---- RAW RECORDS

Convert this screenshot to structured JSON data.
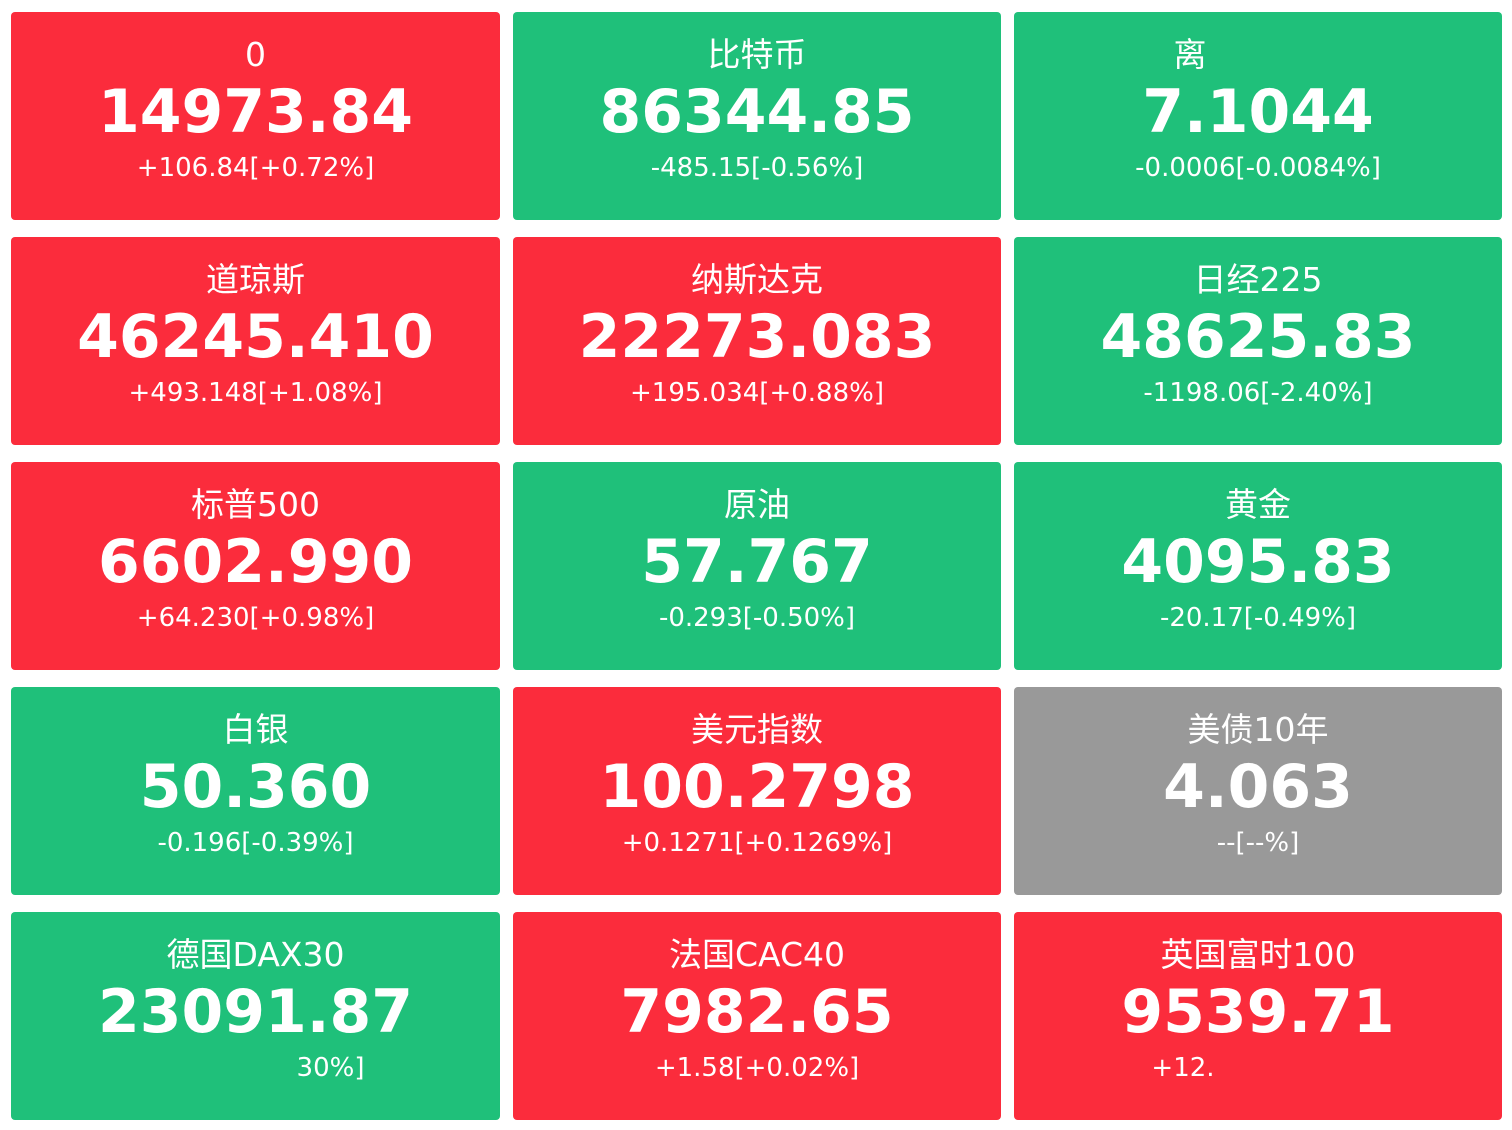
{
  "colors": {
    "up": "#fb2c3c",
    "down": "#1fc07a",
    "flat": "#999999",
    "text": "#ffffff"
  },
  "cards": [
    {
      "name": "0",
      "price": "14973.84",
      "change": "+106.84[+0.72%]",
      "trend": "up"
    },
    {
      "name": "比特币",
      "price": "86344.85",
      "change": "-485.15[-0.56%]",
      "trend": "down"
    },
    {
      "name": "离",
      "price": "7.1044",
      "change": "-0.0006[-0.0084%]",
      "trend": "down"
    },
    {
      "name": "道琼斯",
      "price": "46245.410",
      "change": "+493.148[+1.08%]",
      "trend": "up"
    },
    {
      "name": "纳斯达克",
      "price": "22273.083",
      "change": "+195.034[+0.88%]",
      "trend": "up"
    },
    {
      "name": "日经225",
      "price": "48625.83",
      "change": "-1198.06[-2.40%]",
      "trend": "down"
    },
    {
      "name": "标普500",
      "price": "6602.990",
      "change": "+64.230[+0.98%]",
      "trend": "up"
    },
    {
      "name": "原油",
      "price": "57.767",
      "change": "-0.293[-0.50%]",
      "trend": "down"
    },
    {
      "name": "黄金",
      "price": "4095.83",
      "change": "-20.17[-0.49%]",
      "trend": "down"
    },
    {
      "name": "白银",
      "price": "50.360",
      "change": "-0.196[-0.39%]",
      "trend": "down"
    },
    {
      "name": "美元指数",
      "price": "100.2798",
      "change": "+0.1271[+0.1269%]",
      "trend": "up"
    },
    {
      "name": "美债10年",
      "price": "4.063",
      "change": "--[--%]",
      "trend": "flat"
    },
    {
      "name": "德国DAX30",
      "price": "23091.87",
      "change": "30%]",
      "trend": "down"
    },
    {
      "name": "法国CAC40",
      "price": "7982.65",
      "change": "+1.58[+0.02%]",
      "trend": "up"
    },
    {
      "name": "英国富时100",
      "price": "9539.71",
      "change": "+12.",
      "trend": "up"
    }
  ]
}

--------
---- RAW RECORDS

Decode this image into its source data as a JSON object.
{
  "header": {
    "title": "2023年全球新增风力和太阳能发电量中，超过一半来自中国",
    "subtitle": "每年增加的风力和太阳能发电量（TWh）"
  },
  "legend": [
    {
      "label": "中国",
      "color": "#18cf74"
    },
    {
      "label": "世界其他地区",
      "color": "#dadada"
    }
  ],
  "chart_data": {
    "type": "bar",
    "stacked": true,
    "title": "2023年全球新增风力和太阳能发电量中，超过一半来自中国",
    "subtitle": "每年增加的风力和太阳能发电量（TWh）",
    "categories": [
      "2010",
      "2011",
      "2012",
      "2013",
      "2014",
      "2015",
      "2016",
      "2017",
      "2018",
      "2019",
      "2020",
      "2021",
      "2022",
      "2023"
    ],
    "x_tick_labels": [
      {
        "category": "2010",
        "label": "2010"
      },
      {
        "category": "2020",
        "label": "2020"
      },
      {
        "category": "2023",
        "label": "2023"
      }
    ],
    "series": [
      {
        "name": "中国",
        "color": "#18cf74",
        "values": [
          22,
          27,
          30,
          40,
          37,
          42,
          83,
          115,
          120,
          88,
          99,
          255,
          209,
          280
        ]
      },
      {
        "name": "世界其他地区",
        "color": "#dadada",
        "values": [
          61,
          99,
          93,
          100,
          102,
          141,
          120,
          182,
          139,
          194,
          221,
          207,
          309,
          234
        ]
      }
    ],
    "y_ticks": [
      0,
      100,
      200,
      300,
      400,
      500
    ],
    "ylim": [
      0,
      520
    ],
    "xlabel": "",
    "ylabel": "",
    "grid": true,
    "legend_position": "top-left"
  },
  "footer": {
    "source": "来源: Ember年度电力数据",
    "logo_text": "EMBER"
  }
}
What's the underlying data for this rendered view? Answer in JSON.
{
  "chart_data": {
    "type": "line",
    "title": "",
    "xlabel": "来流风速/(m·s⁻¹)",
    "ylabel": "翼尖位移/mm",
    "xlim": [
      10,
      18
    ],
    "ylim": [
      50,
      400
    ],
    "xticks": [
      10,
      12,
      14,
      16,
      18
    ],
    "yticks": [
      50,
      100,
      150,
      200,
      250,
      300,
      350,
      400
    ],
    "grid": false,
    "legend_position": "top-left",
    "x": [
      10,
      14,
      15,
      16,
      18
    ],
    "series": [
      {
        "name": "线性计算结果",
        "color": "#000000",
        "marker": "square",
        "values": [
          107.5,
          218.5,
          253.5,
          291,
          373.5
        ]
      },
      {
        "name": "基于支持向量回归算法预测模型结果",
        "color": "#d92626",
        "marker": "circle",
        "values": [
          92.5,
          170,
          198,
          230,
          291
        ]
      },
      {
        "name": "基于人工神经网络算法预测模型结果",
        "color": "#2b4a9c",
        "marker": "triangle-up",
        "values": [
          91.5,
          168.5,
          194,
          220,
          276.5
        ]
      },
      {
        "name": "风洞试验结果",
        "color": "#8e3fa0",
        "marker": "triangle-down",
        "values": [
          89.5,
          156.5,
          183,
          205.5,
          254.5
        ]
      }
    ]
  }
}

--------
---- RAW RECORDS

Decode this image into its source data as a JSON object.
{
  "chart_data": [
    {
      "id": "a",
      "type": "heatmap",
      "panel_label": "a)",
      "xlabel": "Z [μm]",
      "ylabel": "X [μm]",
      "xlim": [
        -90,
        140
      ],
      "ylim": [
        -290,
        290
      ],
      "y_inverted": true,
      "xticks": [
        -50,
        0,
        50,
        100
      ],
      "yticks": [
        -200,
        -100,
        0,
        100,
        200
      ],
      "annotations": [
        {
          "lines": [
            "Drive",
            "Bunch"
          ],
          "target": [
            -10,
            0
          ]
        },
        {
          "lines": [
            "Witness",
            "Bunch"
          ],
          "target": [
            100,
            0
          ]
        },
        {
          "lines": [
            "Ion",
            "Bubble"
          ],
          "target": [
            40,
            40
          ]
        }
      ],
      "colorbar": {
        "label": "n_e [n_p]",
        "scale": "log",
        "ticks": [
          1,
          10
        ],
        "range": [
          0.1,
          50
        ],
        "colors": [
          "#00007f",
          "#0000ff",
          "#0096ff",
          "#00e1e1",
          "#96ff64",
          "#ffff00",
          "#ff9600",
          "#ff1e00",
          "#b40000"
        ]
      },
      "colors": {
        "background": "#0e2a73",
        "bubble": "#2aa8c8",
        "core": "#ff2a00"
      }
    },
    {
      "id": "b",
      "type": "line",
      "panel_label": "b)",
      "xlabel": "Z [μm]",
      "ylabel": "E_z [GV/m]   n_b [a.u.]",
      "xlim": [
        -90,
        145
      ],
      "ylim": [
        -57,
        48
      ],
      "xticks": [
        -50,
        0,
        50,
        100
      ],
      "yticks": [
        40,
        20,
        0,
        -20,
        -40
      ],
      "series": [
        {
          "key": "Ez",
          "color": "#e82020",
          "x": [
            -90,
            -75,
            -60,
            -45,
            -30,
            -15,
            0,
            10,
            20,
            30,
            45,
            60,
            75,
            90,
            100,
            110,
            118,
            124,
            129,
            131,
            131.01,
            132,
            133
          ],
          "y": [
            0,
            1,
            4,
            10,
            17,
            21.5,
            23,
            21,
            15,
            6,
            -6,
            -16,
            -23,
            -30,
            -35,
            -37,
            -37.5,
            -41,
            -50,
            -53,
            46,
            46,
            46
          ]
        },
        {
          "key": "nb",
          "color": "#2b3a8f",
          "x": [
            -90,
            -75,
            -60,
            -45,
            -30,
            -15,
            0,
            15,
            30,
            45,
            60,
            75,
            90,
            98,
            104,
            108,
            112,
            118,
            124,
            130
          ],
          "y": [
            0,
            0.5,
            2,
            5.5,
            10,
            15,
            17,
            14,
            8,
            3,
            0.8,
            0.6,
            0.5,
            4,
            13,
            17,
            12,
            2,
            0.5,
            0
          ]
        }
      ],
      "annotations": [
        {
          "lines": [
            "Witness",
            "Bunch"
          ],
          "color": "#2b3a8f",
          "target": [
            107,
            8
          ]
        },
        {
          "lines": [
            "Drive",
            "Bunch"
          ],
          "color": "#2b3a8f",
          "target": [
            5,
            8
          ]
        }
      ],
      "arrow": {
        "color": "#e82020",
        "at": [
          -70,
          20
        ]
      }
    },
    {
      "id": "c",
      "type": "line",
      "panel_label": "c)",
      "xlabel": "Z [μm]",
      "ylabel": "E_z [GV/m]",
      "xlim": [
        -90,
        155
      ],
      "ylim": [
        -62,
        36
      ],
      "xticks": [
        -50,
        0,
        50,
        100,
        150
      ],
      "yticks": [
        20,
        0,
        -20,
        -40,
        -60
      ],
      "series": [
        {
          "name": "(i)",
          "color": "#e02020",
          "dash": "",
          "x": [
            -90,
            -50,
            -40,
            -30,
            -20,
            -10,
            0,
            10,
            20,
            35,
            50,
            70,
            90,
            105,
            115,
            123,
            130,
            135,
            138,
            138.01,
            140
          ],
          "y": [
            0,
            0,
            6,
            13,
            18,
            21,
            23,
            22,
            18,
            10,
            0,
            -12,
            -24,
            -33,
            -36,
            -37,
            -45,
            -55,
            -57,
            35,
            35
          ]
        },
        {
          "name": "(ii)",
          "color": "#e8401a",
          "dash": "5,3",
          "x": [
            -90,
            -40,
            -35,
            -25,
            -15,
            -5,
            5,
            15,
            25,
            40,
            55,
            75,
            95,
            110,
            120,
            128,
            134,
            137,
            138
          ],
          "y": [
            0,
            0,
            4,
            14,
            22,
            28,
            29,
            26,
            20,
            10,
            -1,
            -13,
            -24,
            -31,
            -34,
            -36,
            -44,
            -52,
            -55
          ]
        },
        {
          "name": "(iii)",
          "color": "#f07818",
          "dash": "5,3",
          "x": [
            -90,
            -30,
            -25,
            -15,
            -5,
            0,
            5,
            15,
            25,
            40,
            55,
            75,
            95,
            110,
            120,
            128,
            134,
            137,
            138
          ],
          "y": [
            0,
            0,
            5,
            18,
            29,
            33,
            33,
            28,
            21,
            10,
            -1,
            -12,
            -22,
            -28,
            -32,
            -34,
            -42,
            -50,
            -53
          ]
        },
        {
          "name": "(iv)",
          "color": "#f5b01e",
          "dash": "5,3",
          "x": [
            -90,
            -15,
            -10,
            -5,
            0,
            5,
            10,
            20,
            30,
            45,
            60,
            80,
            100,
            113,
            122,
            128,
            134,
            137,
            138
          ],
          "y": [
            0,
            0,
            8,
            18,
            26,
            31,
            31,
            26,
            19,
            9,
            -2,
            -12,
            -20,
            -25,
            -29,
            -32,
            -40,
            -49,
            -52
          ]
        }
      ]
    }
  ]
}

--------

* EXERCISE GOAL *
Select and copy every line of the listing with the word "JSON".

* ANSWER TO THIS PROBLEM *
Convert this screenshot to structured JSON data.
Decode this image into its source data as a JSON object.
What's the underlying data for this rendered view? Answer in JSON.
Decode this image into its source data as a JSON object.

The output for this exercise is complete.